WHAT IS NEEDED:
Answer with one number only: the number of lines that contain "Roadmap".

[Extracted records]
——————

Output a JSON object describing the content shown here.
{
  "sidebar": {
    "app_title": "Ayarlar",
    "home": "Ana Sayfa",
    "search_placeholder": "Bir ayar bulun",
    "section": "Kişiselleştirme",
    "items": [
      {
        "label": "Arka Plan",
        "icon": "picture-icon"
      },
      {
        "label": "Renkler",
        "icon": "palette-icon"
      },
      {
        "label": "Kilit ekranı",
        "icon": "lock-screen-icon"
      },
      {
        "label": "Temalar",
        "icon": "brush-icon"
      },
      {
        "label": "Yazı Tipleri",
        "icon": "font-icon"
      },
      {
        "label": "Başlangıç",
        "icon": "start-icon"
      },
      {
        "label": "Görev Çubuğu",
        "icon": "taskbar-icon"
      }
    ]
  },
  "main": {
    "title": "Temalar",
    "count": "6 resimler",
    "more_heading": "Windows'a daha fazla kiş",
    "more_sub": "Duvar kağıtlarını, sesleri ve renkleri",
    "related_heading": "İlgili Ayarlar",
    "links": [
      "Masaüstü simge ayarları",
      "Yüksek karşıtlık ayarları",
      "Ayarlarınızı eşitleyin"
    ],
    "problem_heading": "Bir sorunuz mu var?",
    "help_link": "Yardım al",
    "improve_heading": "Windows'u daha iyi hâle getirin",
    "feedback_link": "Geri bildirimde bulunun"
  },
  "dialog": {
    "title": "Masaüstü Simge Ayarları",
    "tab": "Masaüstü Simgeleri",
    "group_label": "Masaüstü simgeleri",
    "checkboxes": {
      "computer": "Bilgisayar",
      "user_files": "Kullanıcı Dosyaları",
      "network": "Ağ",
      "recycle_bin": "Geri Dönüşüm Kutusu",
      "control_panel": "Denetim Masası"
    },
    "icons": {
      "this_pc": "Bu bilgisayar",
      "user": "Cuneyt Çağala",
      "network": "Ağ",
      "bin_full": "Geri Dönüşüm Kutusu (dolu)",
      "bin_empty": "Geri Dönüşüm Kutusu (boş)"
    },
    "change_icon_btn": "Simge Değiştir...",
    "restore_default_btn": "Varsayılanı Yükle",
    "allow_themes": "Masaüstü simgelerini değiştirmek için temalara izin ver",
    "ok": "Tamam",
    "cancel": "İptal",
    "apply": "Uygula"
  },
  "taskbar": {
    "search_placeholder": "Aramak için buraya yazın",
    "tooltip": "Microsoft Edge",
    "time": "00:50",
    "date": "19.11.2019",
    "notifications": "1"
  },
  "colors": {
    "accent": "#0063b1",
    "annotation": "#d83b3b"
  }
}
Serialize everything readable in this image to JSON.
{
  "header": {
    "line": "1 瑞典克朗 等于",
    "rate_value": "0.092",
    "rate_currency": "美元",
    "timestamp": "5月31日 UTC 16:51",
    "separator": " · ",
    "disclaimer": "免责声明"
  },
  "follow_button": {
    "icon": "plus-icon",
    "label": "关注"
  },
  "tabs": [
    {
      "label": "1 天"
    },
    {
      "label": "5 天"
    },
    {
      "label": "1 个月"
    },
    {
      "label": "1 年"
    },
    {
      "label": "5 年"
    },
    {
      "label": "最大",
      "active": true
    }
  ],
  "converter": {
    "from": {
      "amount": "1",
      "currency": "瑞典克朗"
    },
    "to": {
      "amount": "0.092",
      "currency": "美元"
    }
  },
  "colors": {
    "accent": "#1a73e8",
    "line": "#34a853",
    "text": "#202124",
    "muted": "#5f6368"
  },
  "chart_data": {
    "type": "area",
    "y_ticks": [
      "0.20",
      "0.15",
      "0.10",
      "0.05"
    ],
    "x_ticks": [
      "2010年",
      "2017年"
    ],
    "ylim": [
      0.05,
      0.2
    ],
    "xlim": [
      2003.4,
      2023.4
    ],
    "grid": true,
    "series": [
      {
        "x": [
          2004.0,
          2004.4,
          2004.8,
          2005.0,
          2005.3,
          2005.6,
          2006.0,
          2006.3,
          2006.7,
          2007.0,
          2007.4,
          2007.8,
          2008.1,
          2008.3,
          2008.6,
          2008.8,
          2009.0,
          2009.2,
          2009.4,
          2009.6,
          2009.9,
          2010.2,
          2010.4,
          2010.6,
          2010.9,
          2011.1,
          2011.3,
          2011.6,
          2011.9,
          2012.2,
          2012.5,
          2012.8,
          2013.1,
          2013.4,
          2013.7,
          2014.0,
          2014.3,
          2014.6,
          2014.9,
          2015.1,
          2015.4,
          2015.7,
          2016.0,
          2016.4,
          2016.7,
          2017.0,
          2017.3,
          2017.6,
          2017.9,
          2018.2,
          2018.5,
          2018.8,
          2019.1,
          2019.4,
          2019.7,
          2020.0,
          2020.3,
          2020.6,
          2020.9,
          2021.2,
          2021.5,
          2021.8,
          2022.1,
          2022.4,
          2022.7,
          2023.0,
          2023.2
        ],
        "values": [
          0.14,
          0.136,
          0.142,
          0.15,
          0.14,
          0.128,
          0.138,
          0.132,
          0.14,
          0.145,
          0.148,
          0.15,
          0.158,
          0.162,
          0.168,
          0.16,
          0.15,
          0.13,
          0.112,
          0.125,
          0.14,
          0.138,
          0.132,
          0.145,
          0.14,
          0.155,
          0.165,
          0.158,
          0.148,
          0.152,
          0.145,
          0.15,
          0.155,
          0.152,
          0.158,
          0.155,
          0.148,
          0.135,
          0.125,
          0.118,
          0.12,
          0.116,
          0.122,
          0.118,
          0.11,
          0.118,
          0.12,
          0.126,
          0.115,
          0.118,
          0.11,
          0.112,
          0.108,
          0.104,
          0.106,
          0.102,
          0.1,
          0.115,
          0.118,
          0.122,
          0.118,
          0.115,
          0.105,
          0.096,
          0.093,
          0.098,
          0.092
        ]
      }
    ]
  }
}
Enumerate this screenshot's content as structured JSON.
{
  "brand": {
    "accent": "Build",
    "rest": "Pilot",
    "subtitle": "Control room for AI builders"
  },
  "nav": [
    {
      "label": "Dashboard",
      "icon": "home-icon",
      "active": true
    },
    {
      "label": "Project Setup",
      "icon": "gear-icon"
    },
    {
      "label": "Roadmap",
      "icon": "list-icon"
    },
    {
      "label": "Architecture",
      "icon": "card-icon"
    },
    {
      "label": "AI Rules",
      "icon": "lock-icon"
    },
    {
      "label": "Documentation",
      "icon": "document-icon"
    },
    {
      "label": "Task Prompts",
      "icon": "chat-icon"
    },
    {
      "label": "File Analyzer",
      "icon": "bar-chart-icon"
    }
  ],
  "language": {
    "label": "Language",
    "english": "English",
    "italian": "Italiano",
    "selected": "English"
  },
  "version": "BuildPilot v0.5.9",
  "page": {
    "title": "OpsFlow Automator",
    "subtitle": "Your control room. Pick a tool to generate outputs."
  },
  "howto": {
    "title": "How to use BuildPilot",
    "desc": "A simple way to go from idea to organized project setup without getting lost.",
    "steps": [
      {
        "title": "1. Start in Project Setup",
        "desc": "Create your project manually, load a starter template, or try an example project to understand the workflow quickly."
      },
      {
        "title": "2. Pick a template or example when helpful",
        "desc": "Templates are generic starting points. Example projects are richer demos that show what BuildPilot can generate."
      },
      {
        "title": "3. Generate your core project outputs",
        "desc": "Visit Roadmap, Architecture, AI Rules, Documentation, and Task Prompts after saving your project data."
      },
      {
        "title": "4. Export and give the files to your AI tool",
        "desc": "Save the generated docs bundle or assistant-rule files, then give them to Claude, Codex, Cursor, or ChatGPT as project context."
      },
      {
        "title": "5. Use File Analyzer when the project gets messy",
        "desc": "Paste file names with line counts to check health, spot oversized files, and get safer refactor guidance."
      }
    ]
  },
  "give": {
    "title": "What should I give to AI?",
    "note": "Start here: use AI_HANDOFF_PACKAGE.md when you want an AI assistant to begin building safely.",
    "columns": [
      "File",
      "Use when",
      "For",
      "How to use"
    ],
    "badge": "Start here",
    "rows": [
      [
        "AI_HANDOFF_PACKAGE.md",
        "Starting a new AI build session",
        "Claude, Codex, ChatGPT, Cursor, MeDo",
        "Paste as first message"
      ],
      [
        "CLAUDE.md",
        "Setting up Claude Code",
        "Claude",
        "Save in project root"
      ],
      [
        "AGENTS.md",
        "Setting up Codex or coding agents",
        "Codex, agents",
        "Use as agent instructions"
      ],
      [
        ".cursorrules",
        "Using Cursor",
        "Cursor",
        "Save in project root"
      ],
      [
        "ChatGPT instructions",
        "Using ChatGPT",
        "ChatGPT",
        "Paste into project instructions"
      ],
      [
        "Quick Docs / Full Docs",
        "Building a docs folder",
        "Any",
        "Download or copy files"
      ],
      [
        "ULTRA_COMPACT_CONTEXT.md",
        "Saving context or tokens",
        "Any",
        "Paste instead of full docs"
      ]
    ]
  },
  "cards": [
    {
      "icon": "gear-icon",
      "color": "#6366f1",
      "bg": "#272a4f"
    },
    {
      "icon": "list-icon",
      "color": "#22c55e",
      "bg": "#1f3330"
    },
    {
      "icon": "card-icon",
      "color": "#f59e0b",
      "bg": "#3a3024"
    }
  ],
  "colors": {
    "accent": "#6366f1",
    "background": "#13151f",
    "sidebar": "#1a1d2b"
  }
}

——————

FULL OUTPUT:
2